DESCRIPTION OF THE TASK: Revise the lines below by replacing each occurrence of "bar" with "column", leaving everything else unchanged, and omit the picture from your answer.

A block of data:

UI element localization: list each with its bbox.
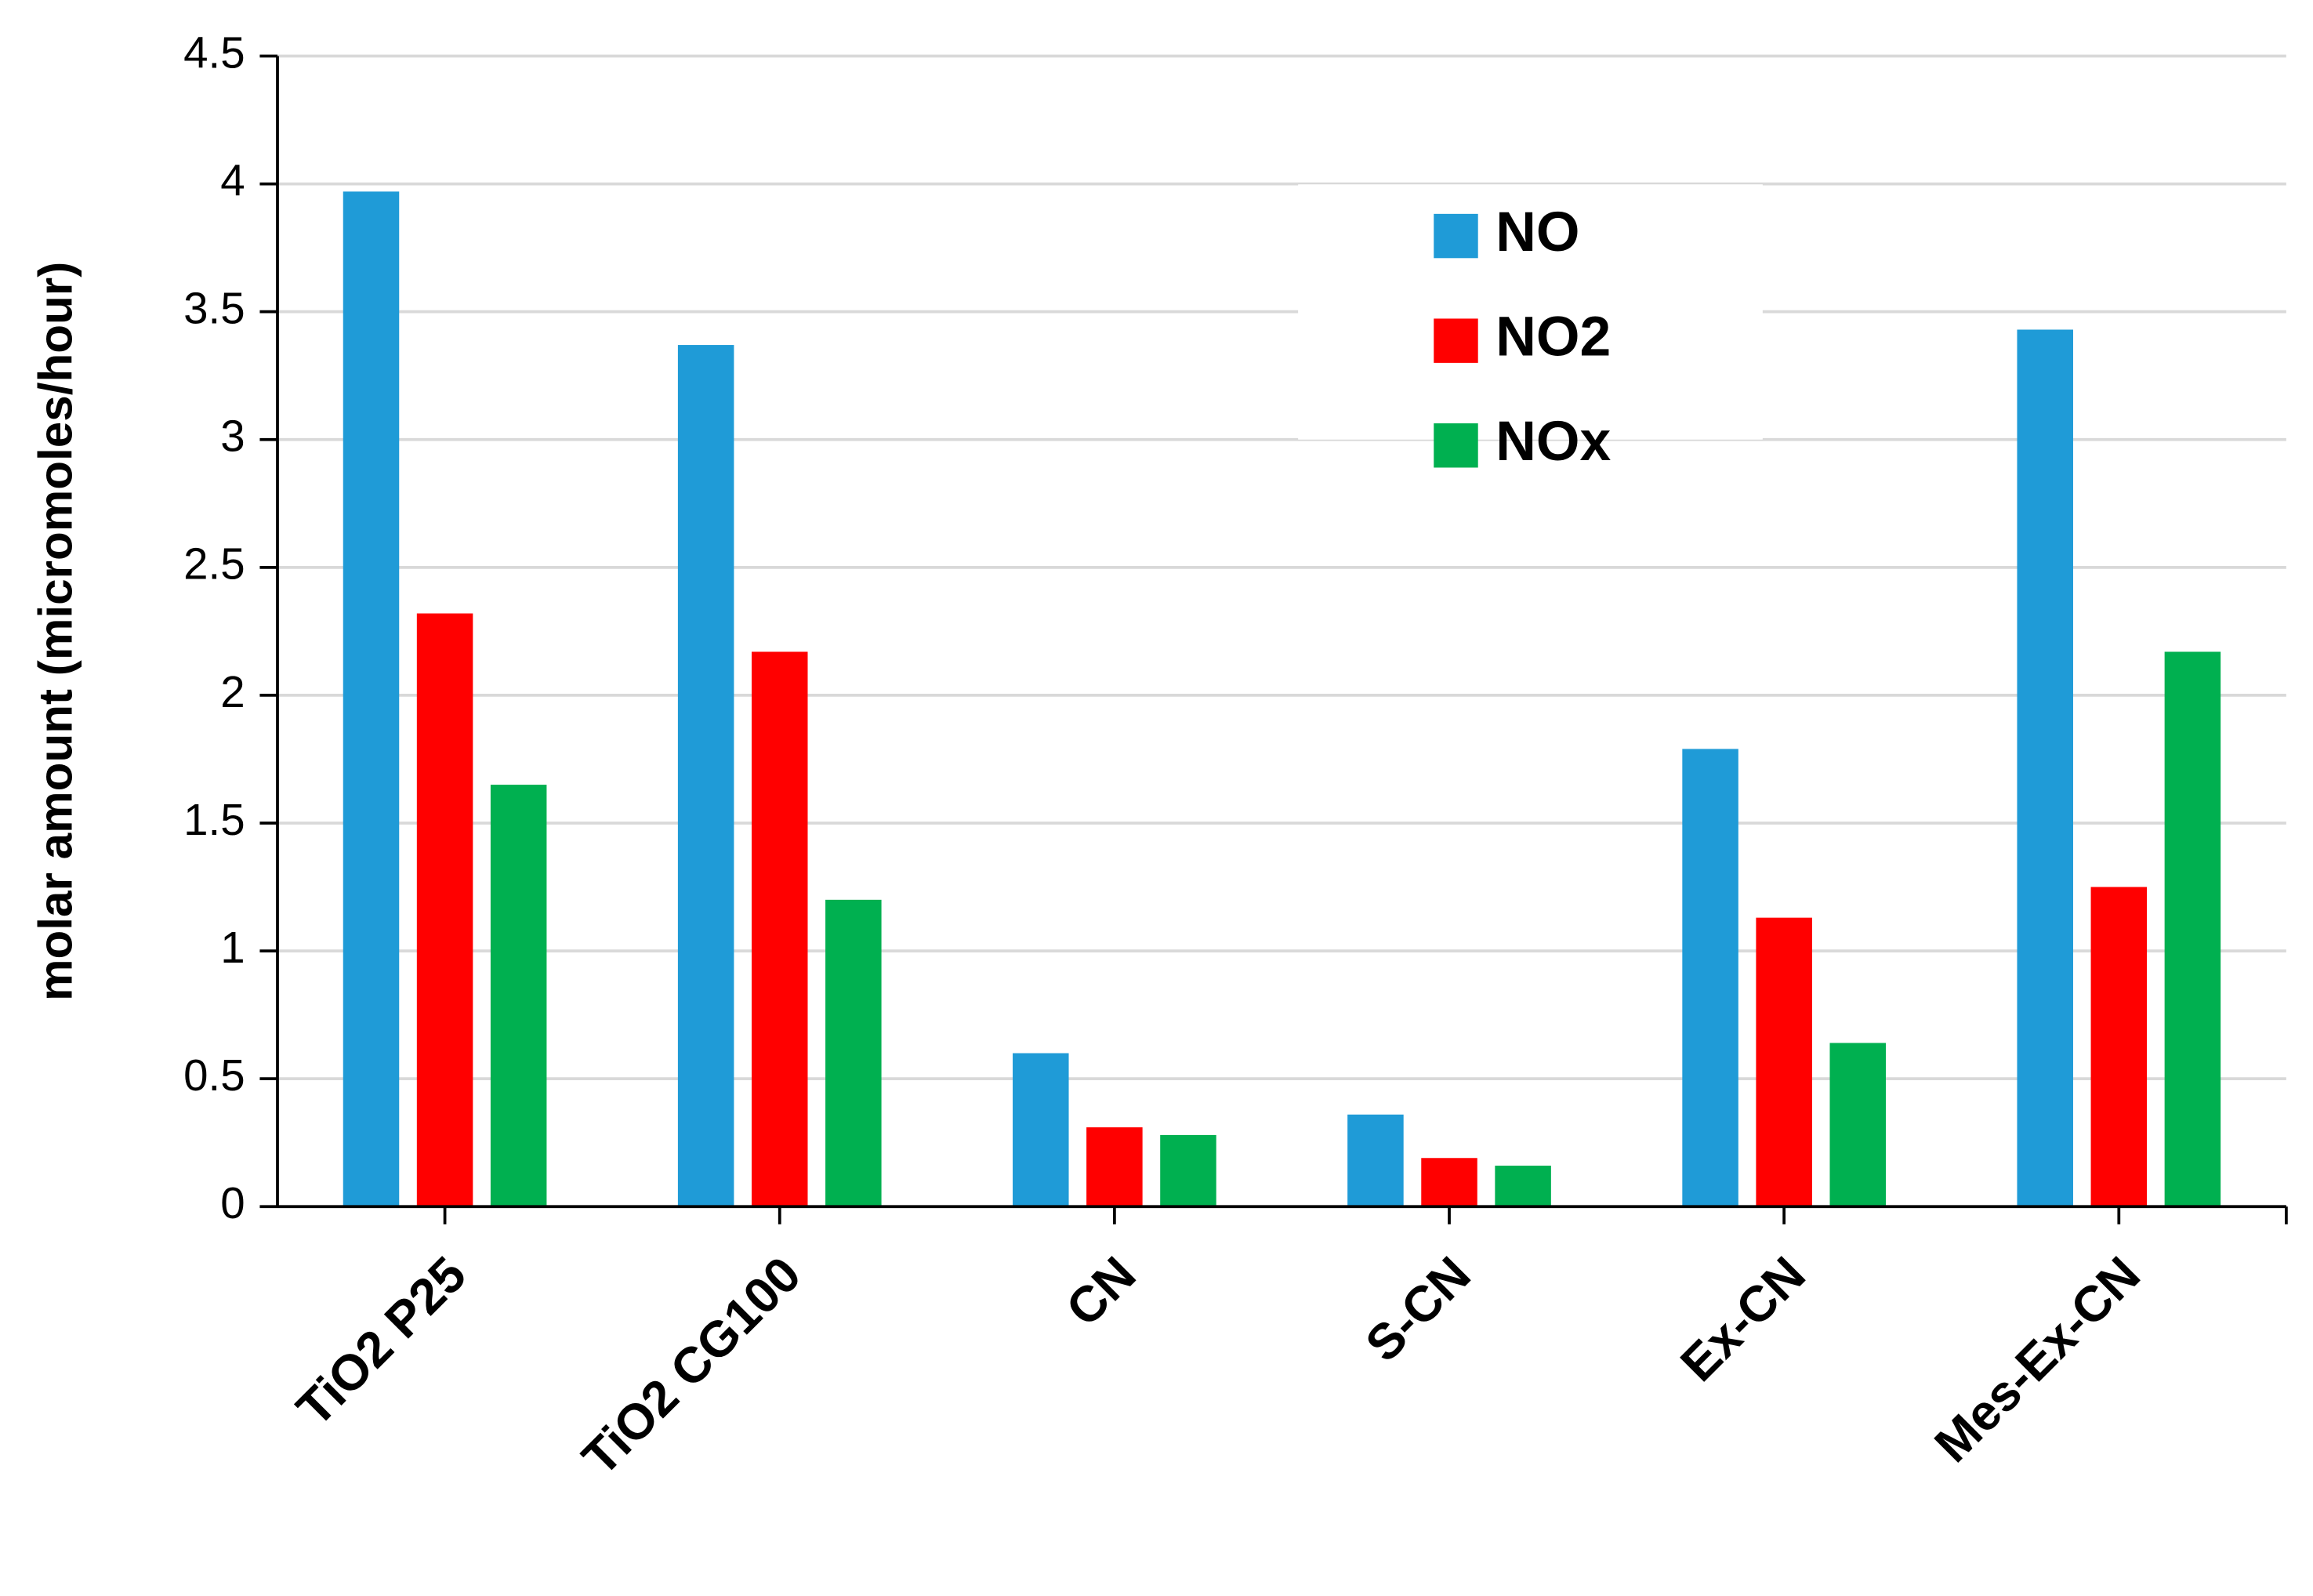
bar xyxy=(2017,329,2073,1207)
bar xyxy=(490,785,547,1207)
bar xyxy=(1829,1043,1887,1207)
y-tick-label: 1.5 xyxy=(183,795,245,844)
x-tick-label: TiO2 CG100 xyxy=(571,1246,812,1486)
x-tick-label: CN xyxy=(1055,1246,1146,1337)
bar xyxy=(343,191,400,1207)
legend-label: NO2 xyxy=(1495,306,1611,368)
y-tick-label: 2.5 xyxy=(183,539,245,589)
y-tick-label: 3.5 xyxy=(183,284,245,333)
legend-swatch xyxy=(1434,213,1478,259)
bar xyxy=(1756,917,1812,1207)
bar xyxy=(416,613,473,1207)
x-tick-label: Mes-Ex-CN xyxy=(1923,1246,2151,1473)
bar xyxy=(1495,1166,1551,1207)
bar xyxy=(751,651,808,1207)
y-tick-label: 3 xyxy=(220,412,245,461)
x-tick-label: S-CN xyxy=(1354,1246,1481,1372)
y-tick-label: 0 xyxy=(220,1178,245,1228)
y-tick-label: 4 xyxy=(220,155,245,205)
y-axis-label: molar amount (micromoles/hour) xyxy=(28,262,82,1001)
bar xyxy=(1347,1114,1404,1207)
legend-label: NOx xyxy=(1495,410,1611,473)
y-tick-label: 0.5 xyxy=(183,1050,245,1100)
bar xyxy=(825,899,882,1207)
bar xyxy=(2090,887,2148,1207)
bar xyxy=(1086,1127,1143,1207)
legend-box xyxy=(1298,184,1763,440)
legend-swatch xyxy=(1434,318,1478,363)
bar xyxy=(2164,651,2221,1207)
legend-label: NO xyxy=(1495,201,1579,263)
legend-swatch xyxy=(1434,423,1478,468)
bar xyxy=(1682,749,1738,1207)
x-tick-label: Ex-CN xyxy=(1669,1246,1816,1392)
bar xyxy=(677,345,734,1207)
bar xyxy=(1013,1053,1069,1207)
bar xyxy=(1160,1134,1216,1207)
y-tick-label: 4.5 xyxy=(183,27,245,77)
y-tick-label: 1 xyxy=(220,923,245,972)
bar xyxy=(1421,1158,1477,1207)
x-tick-label: TiO2 P25 xyxy=(286,1246,477,1437)
y-tick-label: 2 xyxy=(220,667,245,716)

TASK RESPONSE:
UI element localization: list each with its bbox.
column xyxy=(2017,329,2073,1207)
column xyxy=(490,785,547,1207)
column xyxy=(1829,1043,1887,1207)
y-tick-label: 1.5 xyxy=(183,795,245,844)
x-tick-label: TiO2 CG100 xyxy=(571,1246,812,1486)
x-tick-label: CN xyxy=(1055,1246,1146,1337)
column xyxy=(343,191,400,1207)
legend-label: NO2 xyxy=(1495,306,1611,368)
y-tick-label: 2.5 xyxy=(183,539,245,589)
y-tick-label: 3.5 xyxy=(183,284,245,333)
legend-swatch xyxy=(1434,213,1478,259)
column xyxy=(1756,917,1812,1207)
column xyxy=(416,613,473,1207)
x-tick-label: Mes-Ex-CN xyxy=(1923,1246,2151,1473)
column xyxy=(1495,1166,1551,1207)
column xyxy=(751,651,808,1207)
y-tick-label: 3 xyxy=(220,412,245,461)
x-tick-label: S-CN xyxy=(1354,1246,1481,1372)
y-tick-label: 0 xyxy=(220,1178,245,1228)
y-tick-label: 4 xyxy=(220,155,245,205)
y-axis-label: molar amount (micromoles/hour) xyxy=(28,262,82,1001)
column xyxy=(1347,1114,1404,1207)
legend-label: NOx xyxy=(1495,410,1611,473)
y-tick-label: 0.5 xyxy=(183,1050,245,1100)
column xyxy=(825,899,882,1207)
column xyxy=(2090,887,2148,1207)
column xyxy=(1086,1127,1143,1207)
legend-box xyxy=(1298,184,1763,440)
legend-swatch xyxy=(1434,318,1478,363)
column xyxy=(2164,651,2221,1207)
legend-label: NO xyxy=(1495,201,1579,263)
legend-swatch xyxy=(1434,423,1478,468)
column xyxy=(1682,749,1738,1207)
x-tick-label: Ex-CN xyxy=(1669,1246,1816,1392)
column xyxy=(677,345,734,1207)
column xyxy=(1013,1053,1069,1207)
column xyxy=(1160,1134,1216,1207)
y-tick-label: 4.5 xyxy=(183,27,245,77)
y-tick-label: 1 xyxy=(220,923,245,972)
column xyxy=(1421,1158,1477,1207)
x-tick-label: TiO2 P25 xyxy=(286,1246,477,1437)
y-tick-label: 2 xyxy=(220,667,245,716)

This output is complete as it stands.